Stored data:
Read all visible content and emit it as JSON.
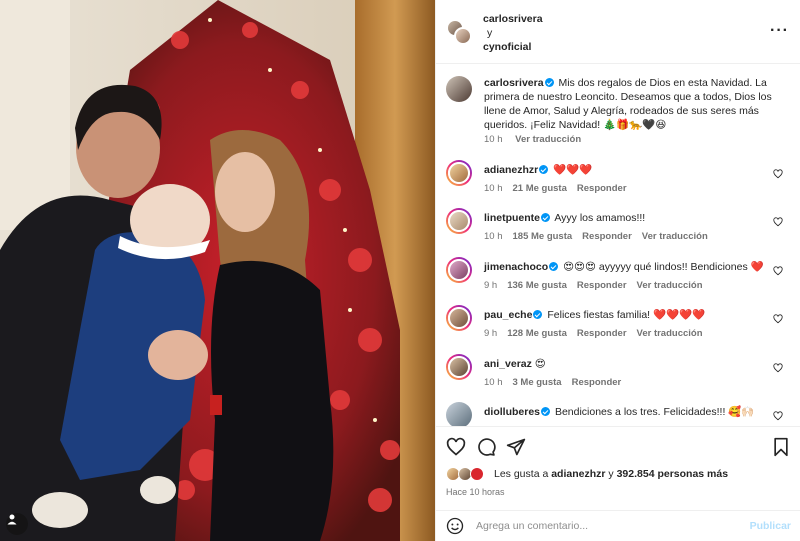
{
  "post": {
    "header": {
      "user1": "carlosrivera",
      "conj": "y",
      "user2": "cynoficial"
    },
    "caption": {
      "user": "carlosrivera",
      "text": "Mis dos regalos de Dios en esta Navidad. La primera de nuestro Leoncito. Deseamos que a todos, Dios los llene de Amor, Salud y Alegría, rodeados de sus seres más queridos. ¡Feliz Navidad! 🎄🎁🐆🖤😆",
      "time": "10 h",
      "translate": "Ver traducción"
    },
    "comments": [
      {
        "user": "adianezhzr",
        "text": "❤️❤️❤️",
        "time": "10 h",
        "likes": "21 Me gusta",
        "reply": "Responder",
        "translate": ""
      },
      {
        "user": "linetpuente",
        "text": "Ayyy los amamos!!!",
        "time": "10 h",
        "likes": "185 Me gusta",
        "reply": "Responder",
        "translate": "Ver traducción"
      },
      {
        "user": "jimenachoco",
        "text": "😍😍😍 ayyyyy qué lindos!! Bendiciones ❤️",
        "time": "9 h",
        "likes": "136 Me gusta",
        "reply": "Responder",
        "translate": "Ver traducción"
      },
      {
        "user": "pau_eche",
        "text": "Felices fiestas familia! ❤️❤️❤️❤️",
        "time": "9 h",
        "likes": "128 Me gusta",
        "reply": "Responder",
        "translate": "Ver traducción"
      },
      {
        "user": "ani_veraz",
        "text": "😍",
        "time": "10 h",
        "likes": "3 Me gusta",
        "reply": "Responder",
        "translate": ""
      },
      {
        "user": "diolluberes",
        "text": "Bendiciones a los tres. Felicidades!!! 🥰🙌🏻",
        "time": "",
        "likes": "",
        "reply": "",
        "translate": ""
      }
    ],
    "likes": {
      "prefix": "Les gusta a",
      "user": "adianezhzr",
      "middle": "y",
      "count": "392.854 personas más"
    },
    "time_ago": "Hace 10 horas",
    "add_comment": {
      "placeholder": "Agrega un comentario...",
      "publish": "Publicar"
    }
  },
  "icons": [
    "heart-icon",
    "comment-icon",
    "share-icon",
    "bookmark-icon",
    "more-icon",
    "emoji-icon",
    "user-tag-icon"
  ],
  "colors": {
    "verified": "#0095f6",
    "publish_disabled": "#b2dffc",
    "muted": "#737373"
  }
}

Written problem:
Set down the lines of the records above exactly, apart from the pictures.

Reply to the task:
Read all visible content and emit it as JSON.
{
  "post": {
    "header": {
      "user1": "carlosrivera",
      "conj": "y",
      "user2": "cynoficial"
    },
    "caption": {
      "user": "carlosrivera",
      "text": "Mis dos regalos de Dios en esta Navidad. La primera de nuestro Leoncito. Deseamos que a todos, Dios los llene de Amor, Salud y Alegría, rodeados de sus seres más queridos. ¡Feliz Navidad! 🎄🎁🐆🖤😆",
      "time": "10 h",
      "translate": "Ver traducción"
    },
    "comments": [
      {
        "user": "adianezhzr",
        "text": "❤️❤️❤️",
        "time": "10 h",
        "likes": "21 Me gusta",
        "reply": "Responder",
        "translate": ""
      },
      {
        "user": "linetpuente",
        "text": "Ayyy los amamos!!!",
        "time": "10 h",
        "likes": "185 Me gusta",
        "reply": "Responder",
        "translate": "Ver traducción"
      },
      {
        "user": "jimenachoco",
        "text": "😍😍😍 ayyyyy qué lindos!! Bendiciones ❤️",
        "time": "9 h",
        "likes": "136 Me gusta",
        "reply": "Responder",
        "translate": "Ver traducción"
      },
      {
        "user": "pau_eche",
        "text": "Felices fiestas familia! ❤️❤️❤️❤️",
        "time": "9 h",
        "likes": "128 Me gusta",
        "reply": "Responder",
        "translate": "Ver traducción"
      },
      {
        "user": "ani_veraz",
        "text": "😍",
        "time": "10 h",
        "likes": "3 Me gusta",
        "reply": "Responder",
        "translate": ""
      },
      {
        "user": "diolluberes",
        "text": "Bendiciones a los tres. Felicidades!!! 🥰🙌🏻",
        "time": "",
        "likes": "",
        "reply": "",
        "translate": ""
      }
    ],
    "likes": {
      "prefix": "Les gusta a",
      "user": "adianezhzr",
      "middle": "y",
      "count": "392.854 personas más"
    },
    "time_ago": "Hace 10 horas",
    "add_comment": {
      "placeholder": "Agrega un comentario...",
      "publish": "Publicar"
    }
  },
  "icons": [
    "heart-icon",
    "comment-icon",
    "share-icon",
    "bookmark-icon",
    "more-icon",
    "emoji-icon",
    "user-tag-icon"
  ],
  "colors": {
    "verified": "#0095f6",
    "publish_disabled": "#b2dffc",
    "muted": "#737373"
  }
}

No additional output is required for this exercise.